--- Start of Dataset records ---

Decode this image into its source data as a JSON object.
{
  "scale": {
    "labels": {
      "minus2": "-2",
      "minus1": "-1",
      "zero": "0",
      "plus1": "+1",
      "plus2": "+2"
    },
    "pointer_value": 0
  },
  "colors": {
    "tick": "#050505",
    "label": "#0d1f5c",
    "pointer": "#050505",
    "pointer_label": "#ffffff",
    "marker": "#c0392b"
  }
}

--- End of Dataset records ---

What to do — Quote every record above exactly.

Reply —
Decode this image into its source data as a JSON object.
{
  "scale": {
    "labels": {
      "minus2": "-2",
      "minus1": "-1",
      "zero": "0",
      "plus1": "+1",
      "plus2": "+2"
    },
    "pointer_value": 0
  },
  "colors": {
    "tick": "#050505",
    "label": "#0d1f5c",
    "pointer": "#050505",
    "pointer_label": "#ffffff",
    "marker": "#c0392b"
  }
}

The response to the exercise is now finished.